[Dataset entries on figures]
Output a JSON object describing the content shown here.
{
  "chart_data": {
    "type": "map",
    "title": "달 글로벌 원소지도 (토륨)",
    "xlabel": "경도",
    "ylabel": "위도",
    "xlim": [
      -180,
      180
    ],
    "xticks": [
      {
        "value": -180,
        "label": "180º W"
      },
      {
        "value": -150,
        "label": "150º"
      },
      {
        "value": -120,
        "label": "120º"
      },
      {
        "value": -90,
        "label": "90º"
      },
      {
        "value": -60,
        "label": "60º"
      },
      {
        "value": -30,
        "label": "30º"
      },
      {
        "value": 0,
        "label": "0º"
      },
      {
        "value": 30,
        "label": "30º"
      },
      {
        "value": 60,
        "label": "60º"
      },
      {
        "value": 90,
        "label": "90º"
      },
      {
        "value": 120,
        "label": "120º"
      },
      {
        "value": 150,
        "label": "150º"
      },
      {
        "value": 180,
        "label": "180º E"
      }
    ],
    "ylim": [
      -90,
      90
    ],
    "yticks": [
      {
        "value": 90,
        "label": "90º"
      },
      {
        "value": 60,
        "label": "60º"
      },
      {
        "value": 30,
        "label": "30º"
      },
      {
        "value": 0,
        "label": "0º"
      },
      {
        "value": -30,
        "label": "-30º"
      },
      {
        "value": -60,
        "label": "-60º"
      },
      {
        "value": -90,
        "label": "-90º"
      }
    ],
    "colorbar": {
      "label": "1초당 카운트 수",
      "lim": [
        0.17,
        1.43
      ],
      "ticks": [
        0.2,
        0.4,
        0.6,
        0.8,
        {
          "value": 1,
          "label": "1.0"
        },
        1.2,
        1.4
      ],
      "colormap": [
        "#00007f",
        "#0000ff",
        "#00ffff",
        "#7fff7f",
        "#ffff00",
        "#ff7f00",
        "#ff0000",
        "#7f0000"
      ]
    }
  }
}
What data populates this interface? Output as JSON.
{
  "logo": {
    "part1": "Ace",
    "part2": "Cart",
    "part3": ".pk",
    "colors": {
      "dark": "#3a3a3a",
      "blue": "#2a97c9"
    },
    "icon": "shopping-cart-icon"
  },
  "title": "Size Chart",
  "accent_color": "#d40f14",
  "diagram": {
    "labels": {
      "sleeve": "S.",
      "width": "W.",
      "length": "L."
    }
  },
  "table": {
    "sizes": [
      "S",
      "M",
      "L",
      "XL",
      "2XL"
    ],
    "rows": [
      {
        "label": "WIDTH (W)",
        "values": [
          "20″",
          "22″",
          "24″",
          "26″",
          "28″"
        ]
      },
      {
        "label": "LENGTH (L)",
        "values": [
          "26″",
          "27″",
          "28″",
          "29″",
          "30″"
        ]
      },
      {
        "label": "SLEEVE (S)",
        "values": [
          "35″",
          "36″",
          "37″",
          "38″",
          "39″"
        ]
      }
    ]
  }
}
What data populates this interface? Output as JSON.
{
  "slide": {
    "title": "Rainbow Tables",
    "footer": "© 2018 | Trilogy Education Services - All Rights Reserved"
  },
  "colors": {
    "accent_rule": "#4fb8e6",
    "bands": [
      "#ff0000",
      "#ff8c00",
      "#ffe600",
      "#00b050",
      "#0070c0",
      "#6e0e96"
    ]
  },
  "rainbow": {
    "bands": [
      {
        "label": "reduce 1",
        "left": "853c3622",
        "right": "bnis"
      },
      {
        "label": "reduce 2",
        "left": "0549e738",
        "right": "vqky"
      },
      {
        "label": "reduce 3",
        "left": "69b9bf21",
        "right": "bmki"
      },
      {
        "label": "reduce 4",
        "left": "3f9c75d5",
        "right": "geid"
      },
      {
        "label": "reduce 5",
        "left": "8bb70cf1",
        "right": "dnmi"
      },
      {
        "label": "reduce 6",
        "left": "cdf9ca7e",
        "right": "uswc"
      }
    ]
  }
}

Exercise description
Write out the full listing, keeping every line exactly as it is.

Output of the exercise
Output a JSON object describing the content shown here.
{
  "chart_data": {
    "type": "map",
    "title": "달 글로벌 원소지도 (토륨)",
    "xlabel": "경도",
    "ylabel": "위도",
    "xlim": [
      -180,
      180
    ],
    "xticks": [
      {
        "value": -180,
        "label": "180º W"
      },
      {
        "value": -150,
        "label": "150º"
      },
      {
        "value": -120,
        "label": "120º"
      },
      {
        "value": -90,
        "label": "90º"
      },
      {
        "value": -60,
        "label": "60º"
      },
      {
        "value": -30,
        "label": "30º"
      },
      {
        "value": 0,
        "label": "0º"
      },
      {
        "value": 30,
        "label": "30º"
      },
      {
        "value": 60,
        "label": "60º"
      },
      {
        "value": 90,
        "label": "90º"
      },
      {
        "value": 120,
        "label": "120º"
      },
      {
        "value": 150,
        "label": "150º"
      },
      {
        "value": 180,
        "label": "180º E"
      }
    ],
    "ylim": [
      -90,
      90
    ],
    "yticks": [
      {
        "value": 90,
        "label": "90º"
      },
      {
        "value": 60,
        "label": "60º"
      },
      {
        "value": 30,
        "label": "30º"
      },
      {
        "value": 0,
        "label": "0º"
      },
      {
        "value": -30,
        "label": "-30º"
      },
      {
        "value": -60,
        "label": "-60º"
      },
      {
        "value": -90,
        "label": "-90º"
      }
    ],
    "colorbar": {
      "label": "1초당 카운트 수",
      "lim": [
        0.17,
        1.43
      ],
      "ticks": [
        0.2,
        0.4,
        0.6,
        0.8,
        {
          "value": 1,
          "label": "1.0"
        },
        1.2,
        1.4
      ],
      "colormap": [
        "#00007f",
        "#0000ff",
        "#00ffff",
        "#7fff7f",
        "#ffff00",
        "#ff7f00",
        "#ff0000",
        "#7f0000"
      ]
    }
  }
}
What data populates this interface? Output as JSON.
{
  "logo": {
    "part1": "Ace",
    "part2": "Cart",
    "part3": ".pk",
    "colors": {
      "dark": "#3a3a3a",
      "blue": "#2a97c9"
    },
    "icon": "shopping-cart-icon"
  },
  "title": "Size Chart",
  "accent_color": "#d40f14",
  "diagram": {
    "labels": {
      "sleeve": "S.",
      "width": "W.",
      "length": "L."
    }
  },
  "table": {
    "sizes": [
      "S",
      "M",
      "L",
      "XL",
      "2XL"
    ],
    "rows": [
      {
        "label": "WIDTH (W)",
        "values": [
          "20″",
          "22″",
          "24″",
          "26″",
          "28″"
        ]
      },
      {
        "label": "LENGTH (L)",
        "values": [
          "26″",
          "27″",
          "28″",
          "29″",
          "30″"
        ]
      },
      {
        "label": "SLEEVE (S)",
        "values": [
          "35″",
          "36″",
          "37″",
          "38″",
          "39″"
        ]
      }
    ]
  }
}
What data populates this interface? Output as JSON.
{
  "slide": {
    "title": "Rainbow Tables",
    "footer": "© 2018 | Trilogy Education Services - All Rights Reserved"
  },
  "colors": {
    "accent_rule": "#4fb8e6",
    "bands": [
      "#ff0000",
      "#ff8c00",
      "#ffe600",
      "#00b050",
      "#0070c0",
      "#6e0e96"
    ]
  },
  "rainbow": {
    "bands": [
      {
        "label": "reduce 1",
        "left": "853c3622",
        "right": "bnis"
      },
      {
        "label": "reduce 2",
        "left": "0549e738",
        "right": "vqky"
      },
      {
        "label": "reduce 3",
        "left": "69b9bf21",
        "right": "bmki"
      },
      {
        "label": "reduce 4",
        "left": "3f9c75d5",
        "right": "geid"
      },
      {
        "label": "reduce 5",
        "left": "8bb70cf1",
        "right": "dnmi"
      },
      {
        "label": "reduce 6",
        "left": "cdf9ca7e",
        "right": "uswc"
      }
    ]
  }
}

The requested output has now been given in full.